**GIVEN DATA:**
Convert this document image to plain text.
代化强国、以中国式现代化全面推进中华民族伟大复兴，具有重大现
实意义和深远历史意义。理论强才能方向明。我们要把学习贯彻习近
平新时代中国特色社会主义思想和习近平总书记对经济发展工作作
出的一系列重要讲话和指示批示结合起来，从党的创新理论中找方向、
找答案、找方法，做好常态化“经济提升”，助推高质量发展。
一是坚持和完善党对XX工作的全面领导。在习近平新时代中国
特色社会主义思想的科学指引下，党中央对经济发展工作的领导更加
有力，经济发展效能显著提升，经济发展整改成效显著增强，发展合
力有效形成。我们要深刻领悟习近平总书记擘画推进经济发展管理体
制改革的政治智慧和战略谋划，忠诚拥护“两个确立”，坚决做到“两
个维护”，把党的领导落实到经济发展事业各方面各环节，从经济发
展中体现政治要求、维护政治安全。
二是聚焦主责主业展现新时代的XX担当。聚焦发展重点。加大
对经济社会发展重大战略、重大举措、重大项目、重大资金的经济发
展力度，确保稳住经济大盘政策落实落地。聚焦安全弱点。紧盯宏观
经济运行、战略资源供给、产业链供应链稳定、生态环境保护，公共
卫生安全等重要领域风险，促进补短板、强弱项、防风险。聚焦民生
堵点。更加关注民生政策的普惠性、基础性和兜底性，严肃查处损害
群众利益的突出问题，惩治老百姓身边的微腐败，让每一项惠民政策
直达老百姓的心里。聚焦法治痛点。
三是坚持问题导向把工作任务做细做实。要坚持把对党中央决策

**EXERCISE BRIEF:**
Quote the data above in full, changing nothing.

**COMPLETE ANSWER:**
Convert this document image to plain text.
代化强国、以中国式现代化全面推进中华民族伟大复兴，具有重大现
实意义和深远历史意义。理论强才能方向明。我们要把学习贯彻习近
平新时代中国特色社会主义思想和习近平总书记对经济发展工作作
出的一系列重要讲话和指示批示结合起来，从党的创新理论中找方向、
找答案、找方法，做好常态化“经济提升”，助推高质量发展。
一是坚持和完善党对XX工作的全面领导。在习近平新时代中国
特色社会主义思想的科学指引下，党中央对经济发展工作的领导更加
有力，经济发展效能显著提升，经济发展整改成效显著增强，发展合
力有效形成。我们要深刻领悟习近平总书记擘画推进经济发展管理体
制改革的政治智慧和战略谋划，忠诚拥护“两个确立”，坚决做到“两
个维护”，把党的领导落实到经济发展事业各方面各环节，从经济发
展中体现政治要求、维护政治安全。
二是聚焦主责主业展现新时代的XX担当。聚焦发展重点。加大
对经济社会发展重大战略、重大举措、重大项目、重大资金的经济发
展力度，确保稳住经济大盘政策落实落地。聚焦安全弱点。紧盯宏观
经济运行、战略资源供给、产业链供应链稳定、生态环境保护，公共
卫生安全等重要领域风险，促进补短板、强弱项、防风险。聚焦民生
堵点。更加关注民生政策的普惠性、基础性和兜底性，严肃查处损害
群众利益的突出问题，惩治老百姓身边的微腐败，让每一项惠民政策
直达老百姓的心里。聚焦法治痛点。
三是坚持问题导向把工作任务做细做实。要坚持把对党中央决策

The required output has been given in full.